**Required work**
Say how many lines contain "content"; the answer is the number alone.

**Record extracts**
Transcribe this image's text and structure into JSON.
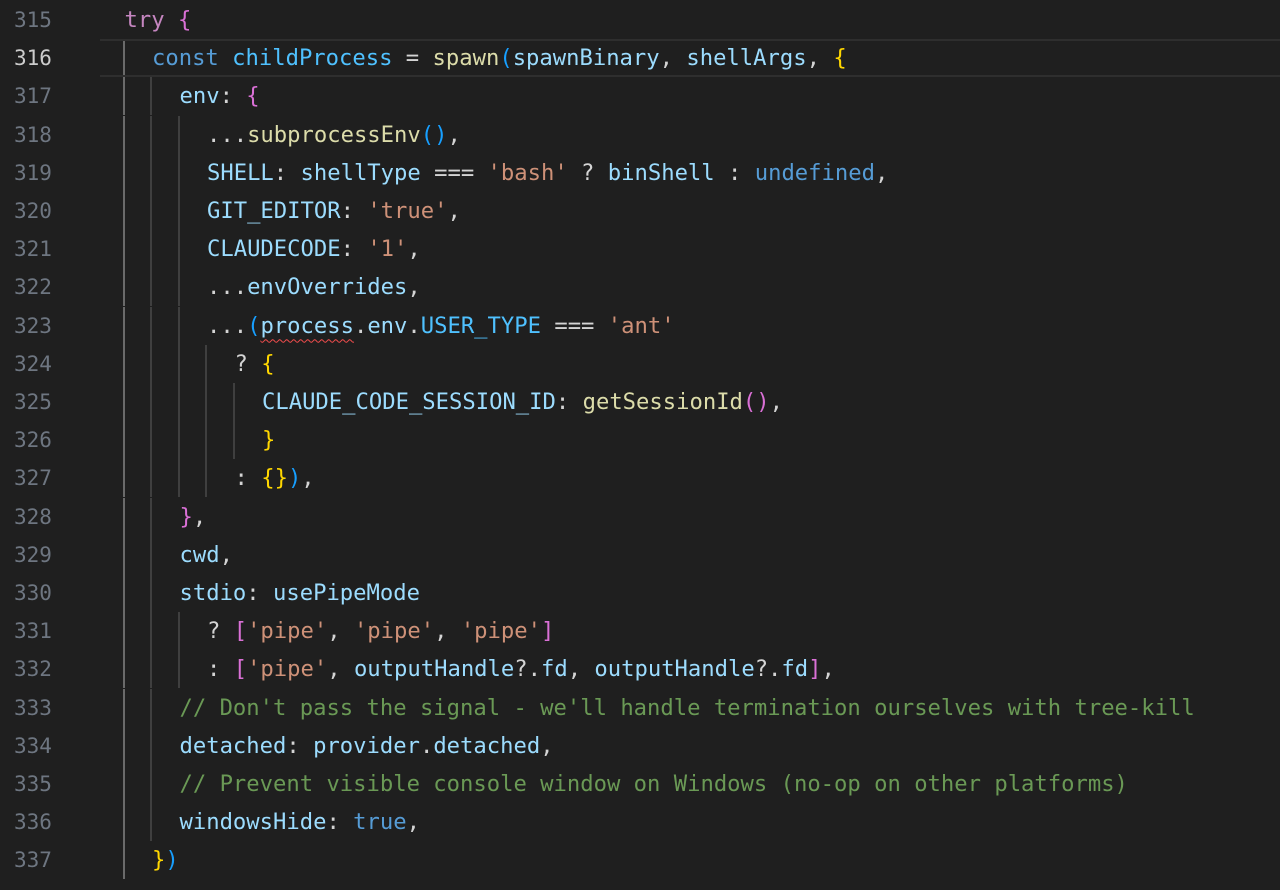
{
  "colors": {
    "background": "#1f1f1f",
    "line_number": "#6e7681",
    "line_number_active": "#cccccc",
    "indent_guide": "#3f3f3f",
    "indent_guide_active": "#6a6a6a",
    "error_squiggle": "#f14c4c",
    "default": "#d4d4d4",
    "keyword_control": "#c586c0",
    "keyword": "#569cd6",
    "function": "#dcdcaa",
    "variable": "#9cdcfe",
    "constant": "#4fc1ff",
    "string": "#ce9178",
    "comment": "#6a9955",
    "bracket_1": "#ffd700",
    "bracket_2": "#da70d6",
    "bracket_3": "#179fff"
  },
  "editor": {
    "active_line": "316",
    "lines": [
      {
        "number": "315",
        "indent": 1,
        "tokens": [
          {
            "t": "try",
            "c": "keyword_control"
          },
          {
            "t": " "
          },
          {
            "t": "{",
            "c": "bracket_2"
          }
        ]
      },
      {
        "number": "316",
        "indent": 2,
        "tokens": [
          {
            "t": "const",
            "c": "keyword"
          },
          {
            "t": " "
          },
          {
            "t": "childProcess",
            "c": "constant"
          },
          {
            "t": " = "
          },
          {
            "t": "spawn",
            "c": "function"
          },
          {
            "t": "(",
            "c": "bracket_3"
          },
          {
            "t": "spawnBinary",
            "c": "variable"
          },
          {
            "t": ", "
          },
          {
            "t": "shellArgs",
            "c": "variable"
          },
          {
            "t": ", "
          },
          {
            "t": "{",
            "c": "bracket_1"
          }
        ]
      },
      {
        "number": "317",
        "indent": 3,
        "tokens": [
          {
            "t": "env",
            "c": "variable"
          },
          {
            "t": ": "
          },
          {
            "t": "{",
            "c": "bracket_2"
          }
        ]
      },
      {
        "number": "318",
        "indent": 4,
        "tokens": [
          {
            "t": "..."
          },
          {
            "t": "subprocessEnv",
            "c": "function"
          },
          {
            "t": "()",
            "c": "bracket_3"
          },
          {
            "t": ","
          }
        ]
      },
      {
        "number": "319",
        "indent": 4,
        "tokens": [
          {
            "t": "SHELL",
            "c": "variable"
          },
          {
            "t": ": "
          },
          {
            "t": "shellType",
            "c": "variable"
          },
          {
            "t": " === "
          },
          {
            "t": "'bash'",
            "c": "string"
          },
          {
            "t": " ? "
          },
          {
            "t": "binShell",
            "c": "variable"
          },
          {
            "t": " : "
          },
          {
            "t": "undefined",
            "c": "keyword"
          },
          {
            "t": ","
          }
        ]
      },
      {
        "number": "320",
        "indent": 4,
        "tokens": [
          {
            "t": "GIT_EDITOR",
            "c": "variable"
          },
          {
            "t": ": "
          },
          {
            "t": "'true'",
            "c": "string"
          },
          {
            "t": ","
          }
        ]
      },
      {
        "number": "321",
        "indent": 4,
        "tokens": [
          {
            "t": "CLAUDECODE",
            "c": "variable"
          },
          {
            "t": ": "
          },
          {
            "t": "'1'",
            "c": "string"
          },
          {
            "t": ","
          }
        ]
      },
      {
        "number": "322",
        "indent": 4,
        "tokens": [
          {
            "t": "..."
          },
          {
            "t": "envOverrides",
            "c": "variable"
          },
          {
            "t": ","
          }
        ]
      },
      {
        "number": "323",
        "indent": 4,
        "tokens": [
          {
            "t": "..."
          },
          {
            "t": "(",
            "c": "bracket_3"
          },
          {
            "t": "process",
            "c": "variable",
            "squiggle": true
          },
          {
            "t": "."
          },
          {
            "t": "env",
            "c": "variable"
          },
          {
            "t": "."
          },
          {
            "t": "USER_TYPE",
            "c": "constant"
          },
          {
            "t": " === "
          },
          {
            "t": "'ant'",
            "c": "string"
          }
        ]
      },
      {
        "number": "324",
        "indent": 5,
        "tokens": [
          {
            "t": "? "
          },
          {
            "t": "{",
            "c": "bracket_1"
          }
        ]
      },
      {
        "number": "325",
        "indent": 6,
        "tokens": [
          {
            "t": "CLAUDE_CODE_SESSION_ID",
            "c": "variable"
          },
          {
            "t": ": "
          },
          {
            "t": "getSessionId",
            "c": "function"
          },
          {
            "t": "()",
            "c": "bracket_2"
          },
          {
            "t": ","
          }
        ]
      },
      {
        "number": "326",
        "indent": 6,
        "tokens": [
          {
            "t": "}",
            "c": "bracket_1"
          }
        ]
      },
      {
        "number": "327",
        "indent": 5,
        "tokens": [
          {
            "t": ": "
          },
          {
            "t": "{}",
            "c": "bracket_1"
          },
          {
            "t": ")",
            "c": "bracket_3"
          },
          {
            "t": ","
          }
        ]
      },
      {
        "number": "328",
        "indent": 3,
        "tokens": [
          {
            "t": "}",
            "c": "bracket_2"
          },
          {
            "t": ","
          }
        ]
      },
      {
        "number": "329",
        "indent": 3,
        "tokens": [
          {
            "t": "cwd",
            "c": "variable"
          },
          {
            "t": ","
          }
        ]
      },
      {
        "number": "330",
        "indent": 3,
        "tokens": [
          {
            "t": "stdio",
            "c": "variable"
          },
          {
            "t": ": "
          },
          {
            "t": "usePipeMode",
            "c": "variable"
          }
        ]
      },
      {
        "number": "331",
        "indent": 4,
        "tokens": [
          {
            "t": "? "
          },
          {
            "t": "[",
            "c": "bracket_2"
          },
          {
            "t": "'pipe'",
            "c": "string"
          },
          {
            "t": ", "
          },
          {
            "t": "'pipe'",
            "c": "string"
          },
          {
            "t": ", "
          },
          {
            "t": "'pipe'",
            "c": "string"
          },
          {
            "t": "]",
            "c": "bracket_2"
          }
        ]
      },
      {
        "number": "332",
        "indent": 4,
        "tokens": [
          {
            "t": ": "
          },
          {
            "t": "[",
            "c": "bracket_2"
          },
          {
            "t": "'pipe'",
            "c": "string"
          },
          {
            "t": ", "
          },
          {
            "t": "outputHandle",
            "c": "variable"
          },
          {
            "t": "?."
          },
          {
            "t": "fd",
            "c": "variable"
          },
          {
            "t": ", "
          },
          {
            "t": "outputHandle",
            "c": "variable"
          },
          {
            "t": "?."
          },
          {
            "t": "fd",
            "c": "variable"
          },
          {
            "t": "]",
            "c": "bracket_2"
          },
          {
            "t": ","
          }
        ]
      },
      {
        "number": "333",
        "indent": 3,
        "tokens": [
          {
            "t": "// Don't pass the signal - we'll handle termination ourselves with tree-kill",
            "c": "comment"
          }
        ]
      },
      {
        "number": "334",
        "indent": 3,
        "tokens": [
          {
            "t": "detached",
            "c": "variable"
          },
          {
            "t": ": "
          },
          {
            "t": "provider",
            "c": "variable"
          },
          {
            "t": "."
          },
          {
            "t": "detached",
            "c": "variable"
          },
          {
            "t": ","
          }
        ]
      },
      {
        "number": "335",
        "indent": 3,
        "tokens": [
          {
            "t": "// Prevent visible console window on Windows (no-op on other platforms)",
            "c": "comment"
          }
        ]
      },
      {
        "number": "336",
        "indent": 3,
        "tokens": [
          {
            "t": "windowsHide",
            "c": "variable"
          },
          {
            "t": ": "
          },
          {
            "t": "true",
            "c": "keyword"
          },
          {
            "t": ","
          }
        ]
      },
      {
        "number": "337",
        "indent": 2,
        "tokens": [
          {
            "t": "}",
            "c": "bracket_1"
          },
          {
            "t": ")",
            "c": "bracket_3"
          }
        ]
      }
    ]
  }
}
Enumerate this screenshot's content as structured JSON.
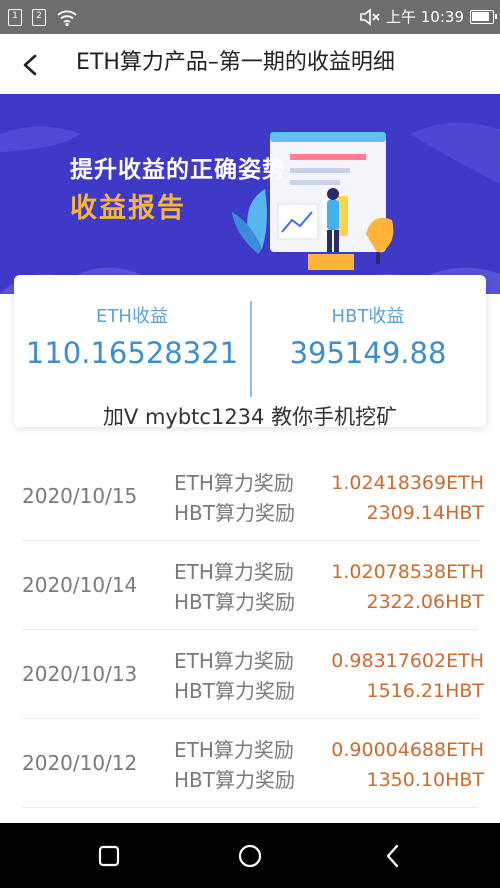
{
  "status_bar": {
    "sim1": "1",
    "sim2": "2",
    "time": "上午 10:39"
  },
  "nav": {
    "title": "ETH算力产品–第一期的收益明细"
  },
  "banner": {
    "line1": "提升收益的正确姿势",
    "line2": "收益报告",
    "bg_color": "#3f39c7",
    "accent_color": "#f6b63a"
  },
  "summary": {
    "eth_label": "ETH收益",
    "eth_value": "110.16528321",
    "hbt_label": "HBT收益",
    "hbt_value": "395149.88",
    "note": "加V mybtc1234 教你手机挖矿"
  },
  "records": [
    {
      "date": "2020/10/15",
      "eth_type": "ETH算力奖励",
      "hbt_type": "HBT算力奖励",
      "eth_amount": "1.02418369ETH",
      "hbt_amount": "2309.14HBT"
    },
    {
      "date": "2020/10/14",
      "eth_type": "ETH算力奖励",
      "hbt_type": "HBT算力奖励",
      "eth_amount": "1.02078538ETH",
      "hbt_amount": "2322.06HBT"
    },
    {
      "date": "2020/10/13",
      "eth_type": "ETH算力奖励",
      "hbt_type": "HBT算力奖励",
      "eth_amount": "0.98317602ETH",
      "hbt_amount": "1516.21HBT"
    },
    {
      "date": "2020/10/12",
      "eth_type": "ETH算力奖励",
      "hbt_type": "HBT算力奖励",
      "eth_amount": "0.90004688ETH",
      "hbt_amount": "1350.10HBT"
    }
  ],
  "colors": {
    "amount": "#cf6a2e",
    "summary_value": "#3c8ed0"
  }
}
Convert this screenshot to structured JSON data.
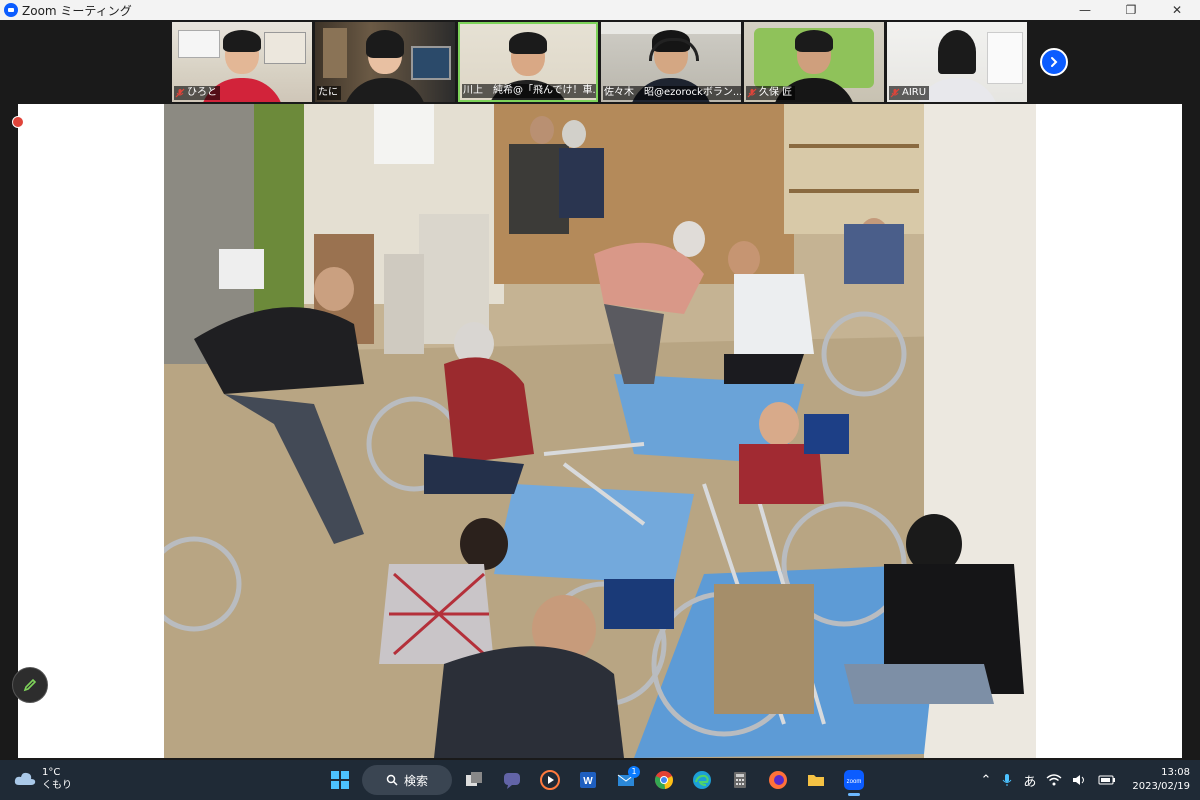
{
  "window": {
    "title": "Zoom ミーティング",
    "controls": [
      "minimize",
      "maximize",
      "close"
    ]
  },
  "participants": [
    {
      "name": "ひろと",
      "muted": true
    },
    {
      "name": "たに",
      "muted": false
    },
    {
      "name": "川上　純希@「飛んでけ！車...",
      "muted": false,
      "active_speaker": true
    },
    {
      "name": "佐々木　昭@ezorockボラン...",
      "muted": false
    },
    {
      "name": "久保 匠",
      "muted": true
    },
    {
      "name": "AIRU",
      "muted": true
    }
  ],
  "shared_screen": {
    "content": "photo",
    "photo_alt": "wheelchair-repair-workshop"
  },
  "taskbar": {
    "weather_temp": "1°C",
    "weather_desc": "くもり",
    "search_label": "検索",
    "mail_badge": "1",
    "ime": "あ",
    "time": "13:08",
    "date": "2023/02/19",
    "zoom_label": "zoom"
  },
  "colors": {
    "zoom_blue": "#0b5cff",
    "active_border": "#7ed35a",
    "taskbar_bg": "#1f2a36",
    "mute_red": "#e0443a"
  }
}
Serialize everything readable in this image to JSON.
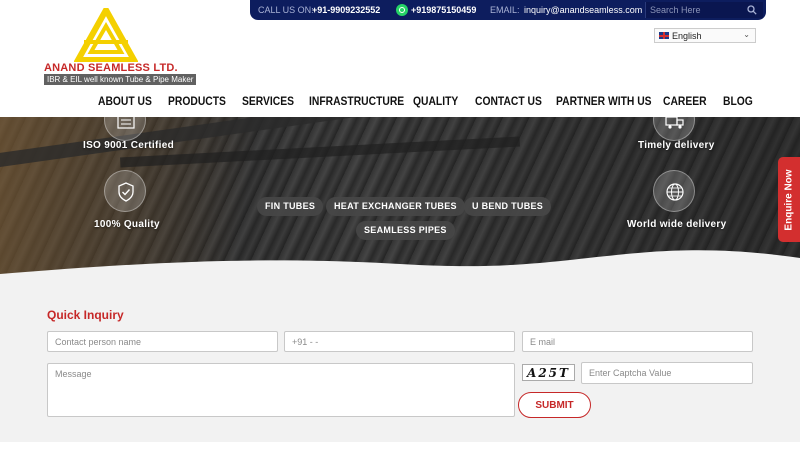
{
  "brand": {
    "name": "ANAND SEAMLESS LTD.",
    "tagline": "IBR & EIL well known Tube & Pipe Maker"
  },
  "topbar": {
    "call_label": "CALL US ON:",
    "phone": "+91-9909232552",
    "whatsapp": "+919875150459",
    "email_label": "EMAIL:",
    "email": "inquiry@anandseamless.com",
    "search_placeholder": "Search Here"
  },
  "language": {
    "selected": "English"
  },
  "nav": {
    "items": [
      "ABOUT US",
      "PRODUCTS",
      "SERVICES",
      "INFRASTRUCTURE",
      "QUALITY",
      "CONTACT US",
      "PARTNER WITH US",
      "CAREER",
      "BLOG"
    ]
  },
  "hero": {
    "features": {
      "iso": "ISO 9001 Certified",
      "delivery": "Timely delivery",
      "quality": "100% Quality",
      "worldwide": "World wide delivery"
    },
    "pills": [
      "FIN TUBES",
      "HEAT EXCHANGER TUBES",
      "U BEND TUBES",
      "SEAMLESS PIPES"
    ]
  },
  "enquire": {
    "label": "Enquire Now"
  },
  "form": {
    "title": "Quick Inquiry",
    "name_placeholder": "Contact person name",
    "phone_placeholder": "+91 - -",
    "email_placeholder": "E mail",
    "message_placeholder": "Message",
    "captcha_text": "A25T",
    "captcha_placeholder": "Enter Captcha Value",
    "submit_label": "SUBMIT"
  },
  "colors": {
    "topbar": "#0d1d5e",
    "accent": "#c62828",
    "logo_yellow": "#f4d000"
  }
}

**Solution to the exercise**
2